Extracted data entries:
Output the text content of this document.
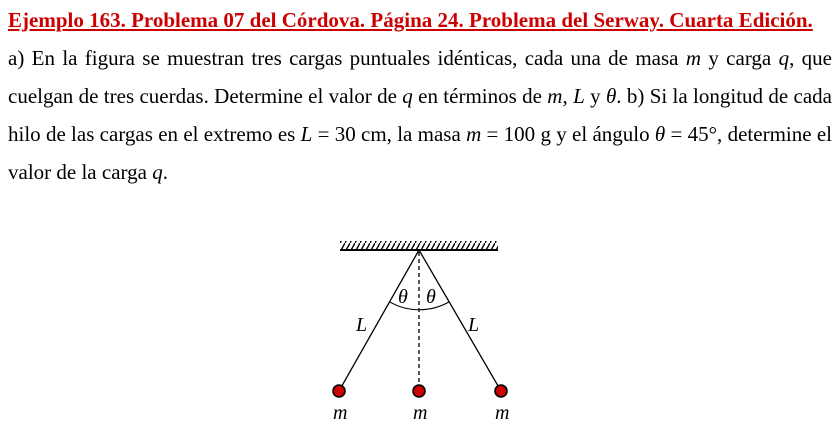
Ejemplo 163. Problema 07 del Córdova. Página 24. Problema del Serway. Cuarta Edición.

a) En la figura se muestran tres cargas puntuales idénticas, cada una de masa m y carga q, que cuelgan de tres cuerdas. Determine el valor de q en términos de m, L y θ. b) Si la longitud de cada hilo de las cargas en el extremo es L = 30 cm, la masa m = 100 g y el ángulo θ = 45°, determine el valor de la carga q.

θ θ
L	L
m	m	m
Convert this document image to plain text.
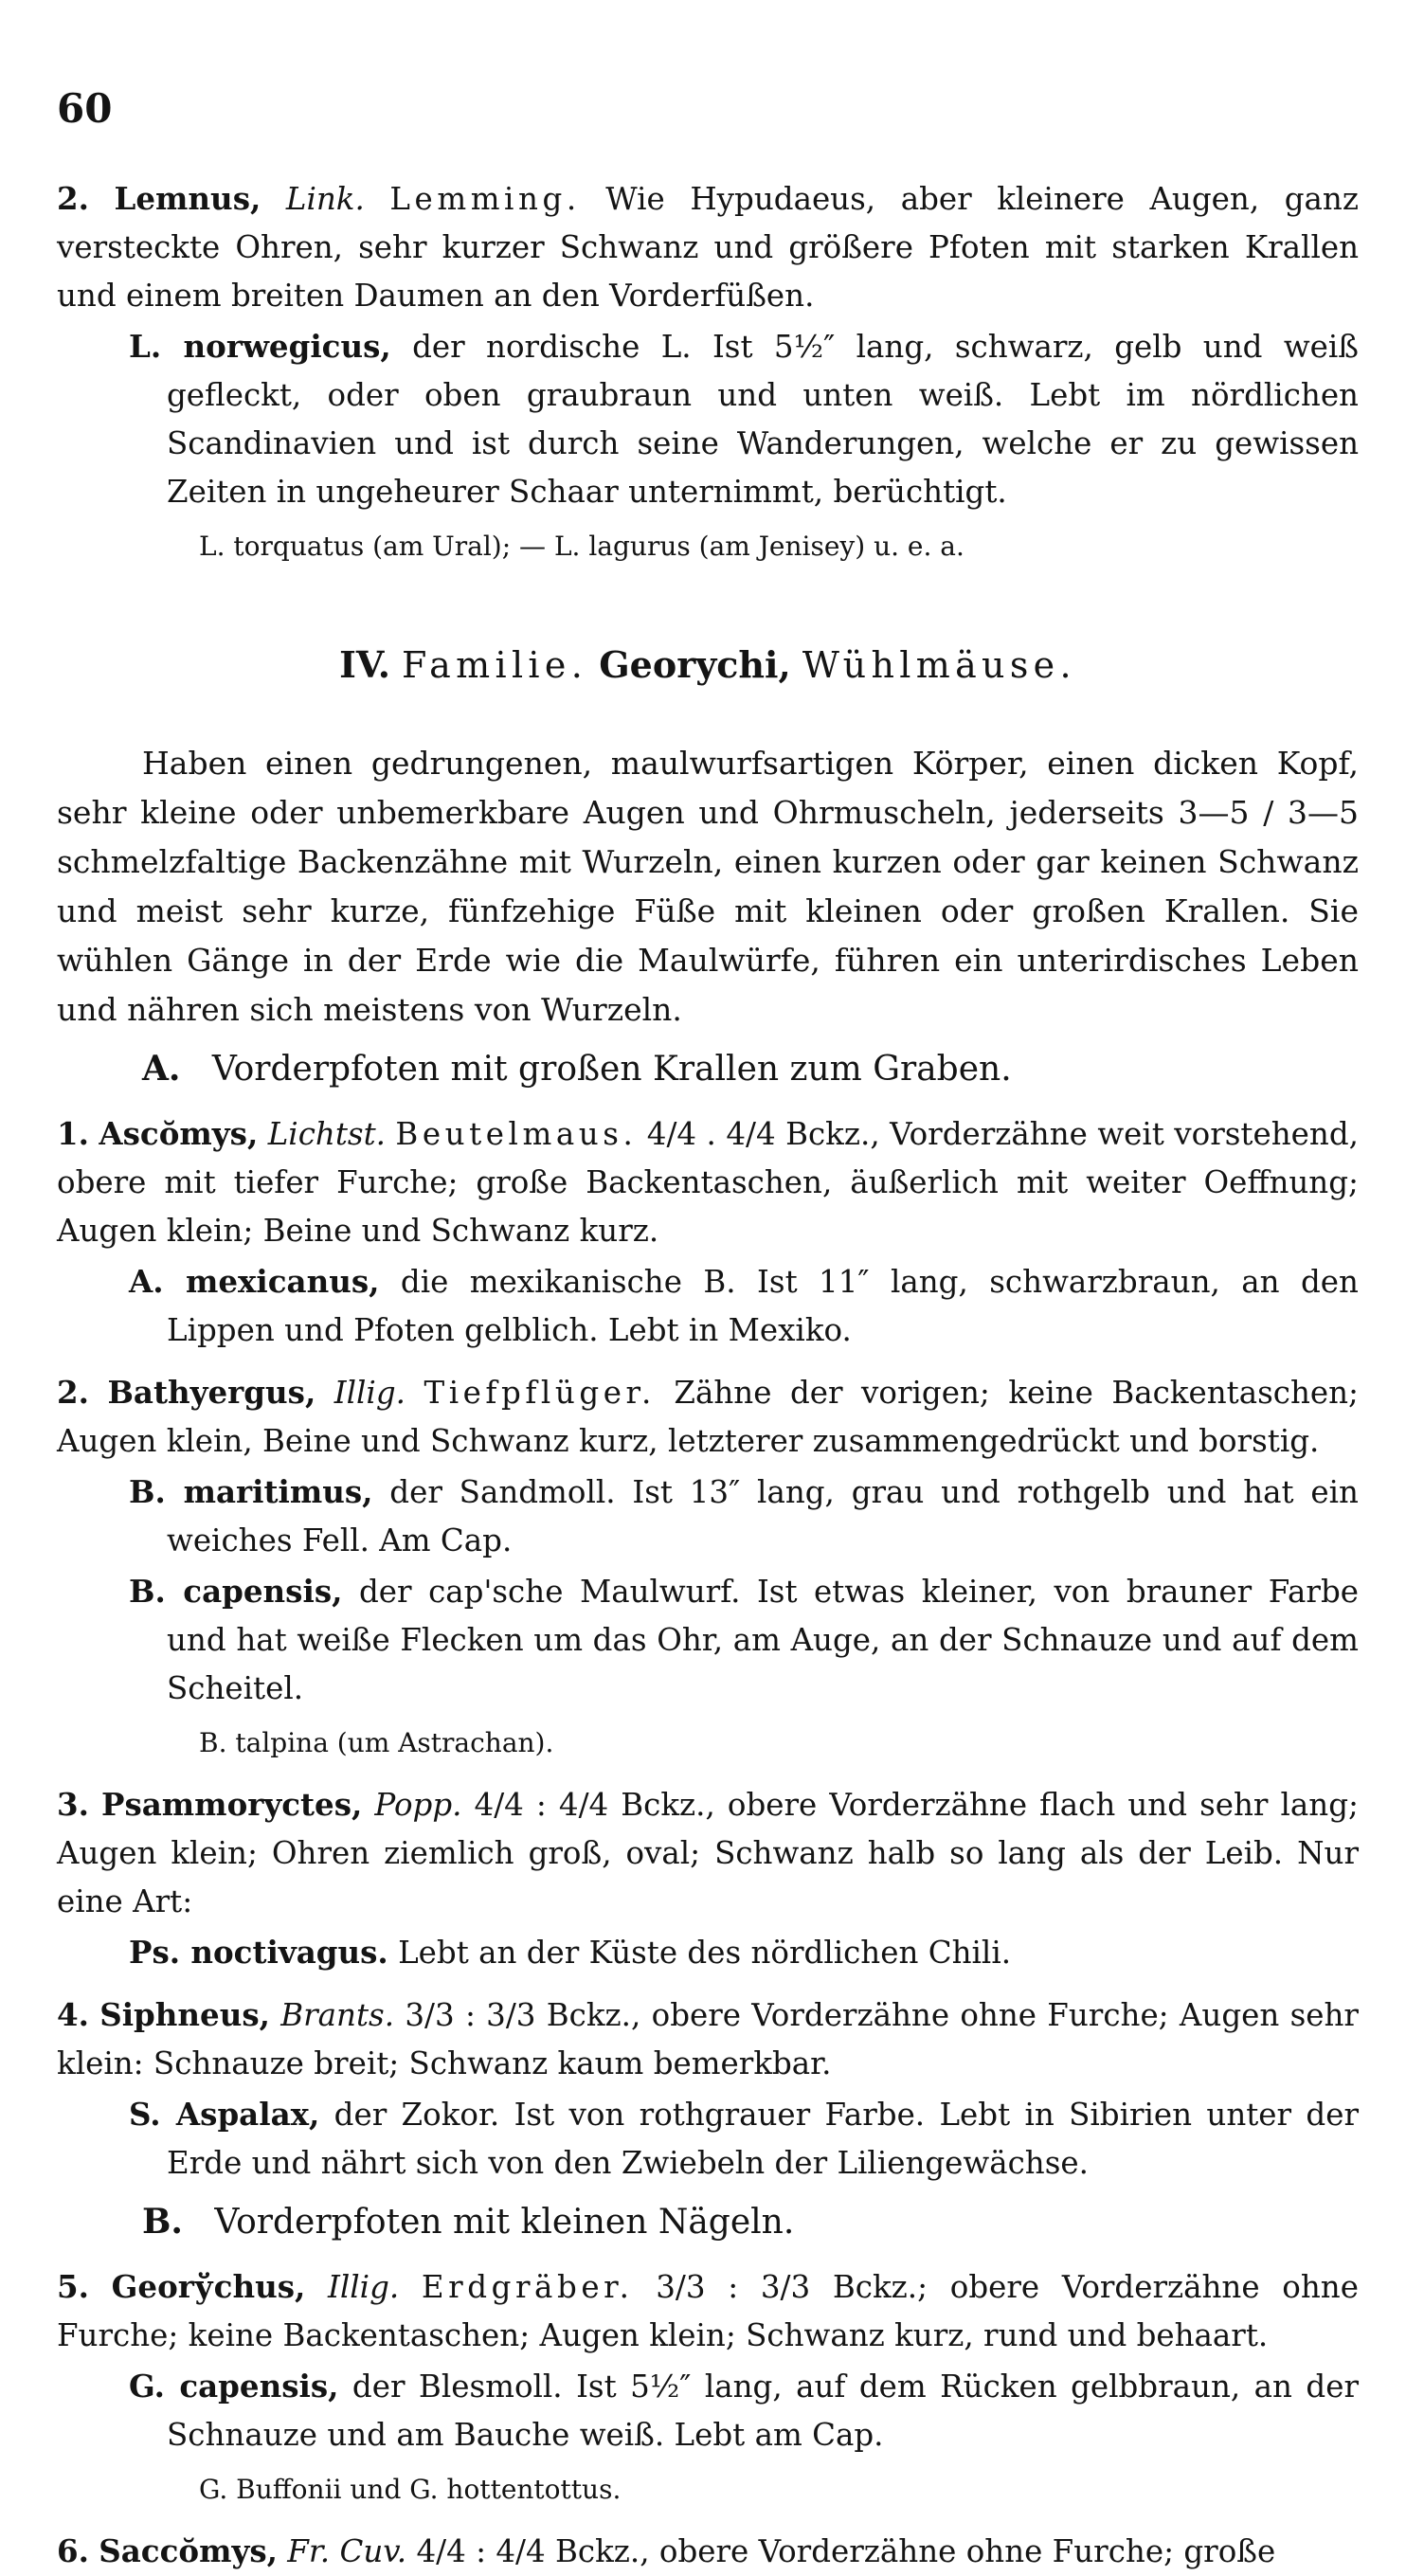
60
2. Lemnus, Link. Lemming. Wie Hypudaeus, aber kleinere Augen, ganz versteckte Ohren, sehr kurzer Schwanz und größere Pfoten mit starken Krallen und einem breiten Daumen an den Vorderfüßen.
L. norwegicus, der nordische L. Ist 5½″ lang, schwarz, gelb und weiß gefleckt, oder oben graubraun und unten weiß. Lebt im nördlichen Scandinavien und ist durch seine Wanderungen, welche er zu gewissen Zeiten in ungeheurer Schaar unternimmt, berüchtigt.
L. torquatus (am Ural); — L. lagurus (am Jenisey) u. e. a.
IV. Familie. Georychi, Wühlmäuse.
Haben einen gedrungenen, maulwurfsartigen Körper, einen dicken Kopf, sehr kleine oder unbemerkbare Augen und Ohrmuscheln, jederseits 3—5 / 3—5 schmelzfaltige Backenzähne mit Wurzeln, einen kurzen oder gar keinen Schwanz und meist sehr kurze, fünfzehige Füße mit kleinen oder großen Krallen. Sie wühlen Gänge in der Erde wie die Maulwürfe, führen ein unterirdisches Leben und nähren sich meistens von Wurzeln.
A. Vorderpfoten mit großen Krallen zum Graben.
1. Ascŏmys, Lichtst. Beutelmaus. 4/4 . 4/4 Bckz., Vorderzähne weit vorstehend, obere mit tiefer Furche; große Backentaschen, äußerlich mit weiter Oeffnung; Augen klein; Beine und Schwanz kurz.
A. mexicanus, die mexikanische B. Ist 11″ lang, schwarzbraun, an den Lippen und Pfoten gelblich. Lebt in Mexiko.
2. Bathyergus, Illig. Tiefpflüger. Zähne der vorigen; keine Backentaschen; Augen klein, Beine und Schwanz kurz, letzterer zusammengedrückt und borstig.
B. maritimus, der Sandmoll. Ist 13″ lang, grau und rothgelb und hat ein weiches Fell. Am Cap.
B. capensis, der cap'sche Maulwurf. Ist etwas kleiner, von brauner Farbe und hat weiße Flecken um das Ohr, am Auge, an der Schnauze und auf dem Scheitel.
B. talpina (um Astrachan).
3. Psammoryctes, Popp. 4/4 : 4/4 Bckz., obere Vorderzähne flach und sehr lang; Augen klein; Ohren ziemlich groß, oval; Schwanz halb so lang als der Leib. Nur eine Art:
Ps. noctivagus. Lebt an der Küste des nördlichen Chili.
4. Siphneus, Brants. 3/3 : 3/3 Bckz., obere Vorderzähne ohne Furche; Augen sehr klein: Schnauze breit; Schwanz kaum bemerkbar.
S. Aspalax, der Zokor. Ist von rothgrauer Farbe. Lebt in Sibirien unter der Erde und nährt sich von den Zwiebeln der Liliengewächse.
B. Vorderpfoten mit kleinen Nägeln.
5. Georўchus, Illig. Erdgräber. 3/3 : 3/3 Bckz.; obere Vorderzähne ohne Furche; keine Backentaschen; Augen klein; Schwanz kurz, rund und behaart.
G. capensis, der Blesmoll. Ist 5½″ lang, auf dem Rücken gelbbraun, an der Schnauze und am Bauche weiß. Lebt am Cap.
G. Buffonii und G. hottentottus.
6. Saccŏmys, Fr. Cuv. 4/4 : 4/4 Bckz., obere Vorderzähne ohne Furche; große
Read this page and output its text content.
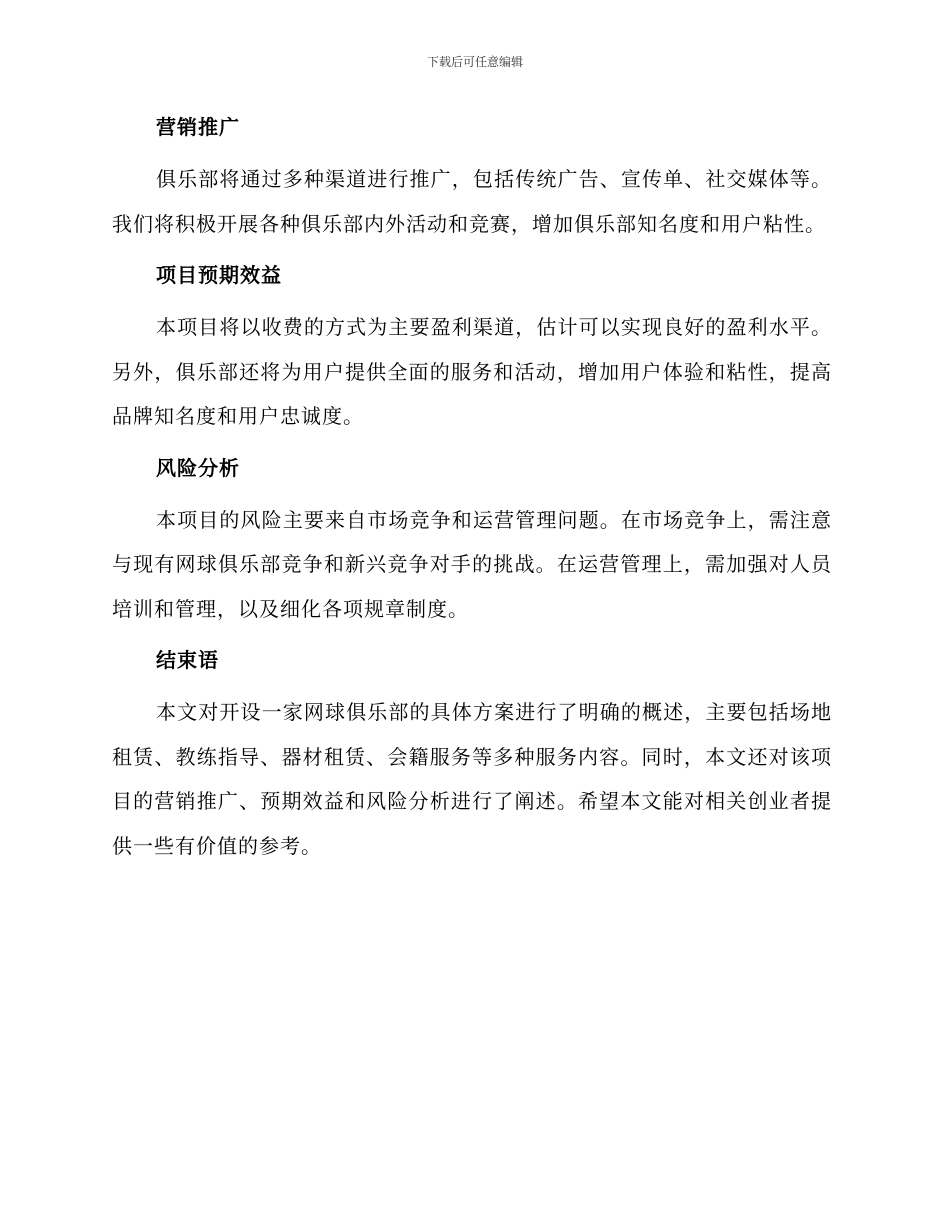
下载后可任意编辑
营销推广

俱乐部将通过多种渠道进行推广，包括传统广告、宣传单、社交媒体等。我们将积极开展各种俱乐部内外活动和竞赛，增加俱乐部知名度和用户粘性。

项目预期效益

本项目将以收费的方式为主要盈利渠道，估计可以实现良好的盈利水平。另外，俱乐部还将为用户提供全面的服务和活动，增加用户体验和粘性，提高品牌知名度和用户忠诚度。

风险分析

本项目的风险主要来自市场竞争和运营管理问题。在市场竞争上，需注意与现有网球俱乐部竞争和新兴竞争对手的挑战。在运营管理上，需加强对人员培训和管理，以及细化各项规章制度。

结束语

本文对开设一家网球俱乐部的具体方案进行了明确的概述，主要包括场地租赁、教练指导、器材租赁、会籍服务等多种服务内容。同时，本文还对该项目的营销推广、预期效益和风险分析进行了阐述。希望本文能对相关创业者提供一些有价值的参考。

(CHALLENGE) Give only the number of lines in the preceding material that contain the string "Farbe".

(REPLY) 2